··· Data shown ···

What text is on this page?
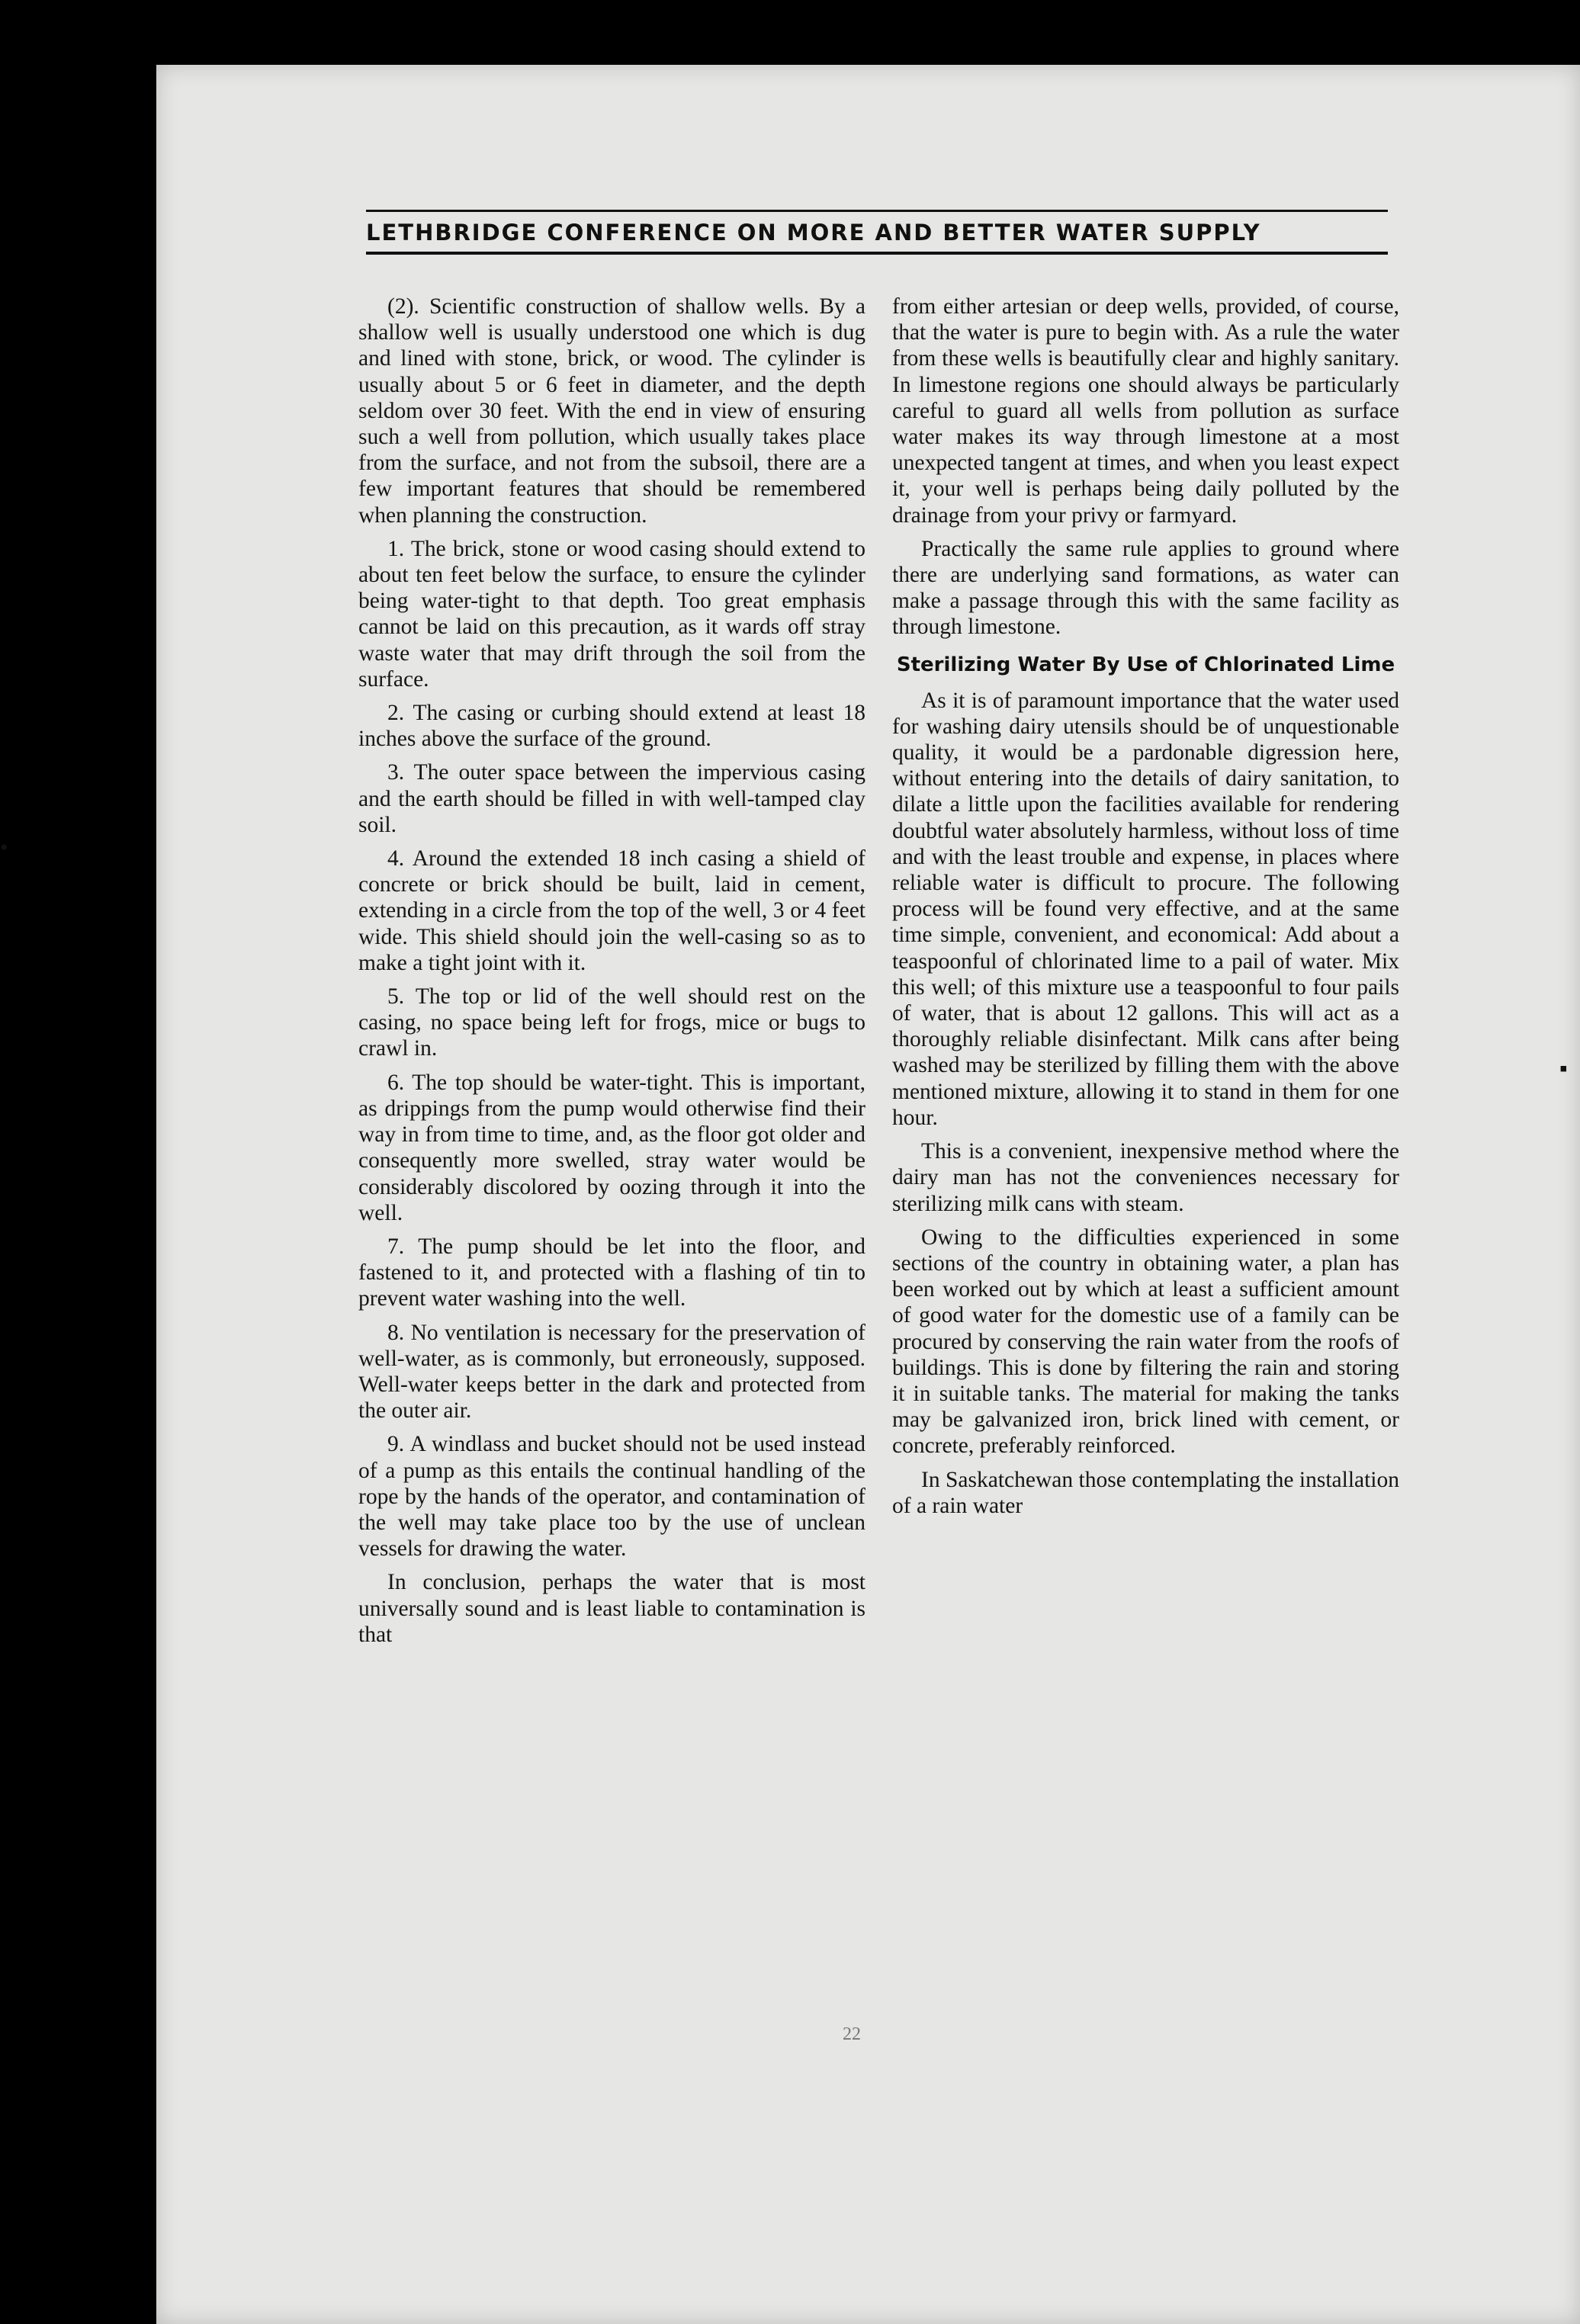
LETHBRIDGE CONFERENCE ON MORE AND BETTER WATER SUPPLY

(2). Scientific construction of shallow wells. By a shallow well is usually understood one which is dug and lined with stone, brick, or wood. The cylinder is usually about 5 or 6 feet in diameter, and the depth seldom over 30 feet. With the end in view of ensuring such a well from pollution, which usually takes place from the surface, and not from the subsoil, there are a few important features that should be remembered when planning the construction.

1. The brick, stone or wood casing should extend to about ten feet below the surface, to ensure the cylinder being water-tight to that depth. Too great emphasis cannot be laid on this precaution, as it wards off stray waste water that may drift through the soil from the surface.

2. The casing or curbing should extend at least 18 inches above the surface of the ground.

3. The outer space between the impervious casing and the earth should be filled in with well-tamped clay soil.

4. Around the extended 18 inch casing a shield of concrete or brick should be built, laid in cement, extending in a circle from the top of the well, 3 or 4 feet wide. This shield should join the well-casing so as to make a tight joint with it.

5. The top or lid of the well should rest on the casing, no space being left for frogs, mice or bugs to crawl in.

6. The top should be water-tight. This is important, as drippings from the pump would otherwise find their way in from time to time, and, as the floor got older and consequently more swelled, stray water would be considerably discolored by oozing through it into the well.

7. The pump should be let into the floor, and fastened to it, and protected with a flashing of tin to prevent water washing into the well.

8. No ventilation is necessary for the preservation of well-water, as is commonly, but erroneously, supposed. Well-water keeps better in the dark and protected from the outer air.

9. A windlass and bucket should not be used instead of a pump as this entails the continual handling of the rope by the hands of the operator, and contamination of the well may take place too by the use of unclean vessels for drawing the water.

In conclusion, perhaps the water that is most universally sound and is least liable to contamination is that

from either artesian or deep wells, provided, of course, that the water is pure to begin with. As a rule the water from these wells is beautifully clear and highly sanitary. In limestone regions one should always be particularly careful to guard all wells from pollution as surface water makes its way through limestone at a most unexpected tangent at times, and when you least expect it, your well is perhaps being daily polluted by the drainage from your privy or farmyard.

Practically the same rule applies to ground where there are underlying sand formations, as water can make a passage through this with the same facility as through limestone.

Sterilizing Water By Use of Chlorinated Lime

As it is of paramount importance that the water used for washing dairy utensils should be of unquestionable quality, it would be a pardonable digression here, without entering into the details of dairy sanitation, to dilate a little upon the facilities available for rendering doubtful water absolutely harmless, without loss of time and with the least trouble and expense, in places where reliable water is difficult to procure. The following process will be found very effective, and at the same time simple, convenient, and economical: Add about a teaspoonful of chlorinated lime to a pail of water. Mix this well; of this mixture use a teaspoonful to four pails of water, that is about 12 gallons. This will act as a thoroughly reliable disinfectant. Milk cans after being washed may be sterilized by filling them with the above mentioned mixture, allowing it to stand in them for one hour.

This is a convenient, inexpensive method where the dairy man has not the conveniences necessary for sterilizing milk cans with steam.

Owing to the difficulties experienced in some sections of the country in obtaining water, a plan has been worked out by which at least a sufficient amount of good water for the domestic use of a family can be procured by conserving the rain water from the roofs of buildings. This is done by filtering the rain and storing it in suitable tanks. The material for making the tanks may be galvanized iron, brick lined with cement, or concrete, preferably reinforced.

In Saskatchewan those contemplating the installation of a rain water

22
•
▪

···

What is needed -> Copy every entry exactly as written. Pictures are excluded.

Solution to this exercise ->
What text is on this page?
LETHBRIDGE CONFERENCE ON MORE AND BETTER WATER SUPPLY

(2). Scientific construction of shallow wells. By a shallow well is usually understood one which is dug and lined with stone, brick, or wood. The cylinder is usually about 5 or 6 feet in diameter, and the depth seldom over 30 feet. With the end in view of ensuring such a well from pollution, which usually takes place from the surface, and not from the subsoil, there are a few important features that should be remembered when planning the construction.

1. The brick, stone or wood casing should extend to about ten feet below the surface, to ensure the cylinder being water-tight to that depth. Too great emphasis cannot be laid on this precaution, as it wards off stray waste water that may drift through the soil from the surface.

2. The casing or curbing should extend at least 18 inches above the surface of the ground.

3. The outer space between the impervious casing and the earth should be filled in with well-tamped clay soil.

4. Around the extended 18 inch casing a shield of concrete or brick should be built, laid in cement, extending in a circle from the top of the well, 3 or 4 feet wide. This shield should join the well-casing so as to make a tight joint with it.

5. The top or lid of the well should rest on the casing, no space being left for frogs, mice or bugs to crawl in.

6. The top should be water-tight. This is important, as drippings from the pump would otherwise find their way in from time to time, and, as the floor got older and consequently more swelled, stray water would be considerably discolored by oozing through it into the well.

7. The pump should be let into the floor, and fastened to it, and protected with a flashing of tin to prevent water washing into the well.

8. No ventilation is necessary for the preservation of well-water, as is commonly, but erroneously, supposed. Well-water keeps better in the dark and protected from the outer air.

9. A windlass and bucket should not be used instead of a pump as this entails the continual handling of the rope by the hands of the operator, and contamination of the well may take place too by the use of unclean vessels for drawing the water.

In conclusion, perhaps the water that is most universally sound and is least liable to contamination is that

from either artesian or deep wells, provided, of course, that the water is pure to begin with. As a rule the water from these wells is beautifully clear and highly sanitary. In limestone regions one should always be particularly careful to guard all wells from pollution as surface water makes its way through limestone at a most unexpected tangent at times, and when you least expect it, your well is perhaps being daily polluted by the drainage from your privy or farmyard.

Practically the same rule applies to ground where there are underlying sand formations, as water can make a passage through this with the same facility as through limestone.

Sterilizing Water By Use of Chlorinated Lime

As it is of paramount importance that the water used for washing dairy utensils should be of unquestionable quality, it would be a pardonable digression here, without entering into the details of dairy sanitation, to dilate a little upon the facilities available for rendering doubtful water absolutely harmless, without loss of time and with the least trouble and expense, in places where reliable water is difficult to procure. The following process will be found very effective, and at the same time simple, convenient, and economical: Add about a teaspoonful of chlorinated lime to a pail of water. Mix this well; of this mixture use a teaspoonful to four pails of water, that is about 12 gallons. This will act as a thoroughly reliable disinfectant. Milk cans after being washed may be sterilized by filling them with the above mentioned mixture, allowing it to stand in them for one hour.

This is a convenient, inexpensive method where the dairy man has not the conveniences necessary for sterilizing milk cans with steam.

Owing to the difficulties experienced in some sections of the country in obtaining water, a plan has been worked out by which at least a sufficient amount of good water for the domestic use of a family can be procured by conserving the rain water from the roofs of buildings. This is done by filtering the rain and storing it in suitable tanks. The material for making the tanks may be galvanized iron, brick lined with cement, or concrete, preferably reinforced.

In Saskatchewan those contemplating the installation of a rain water

22
•
▪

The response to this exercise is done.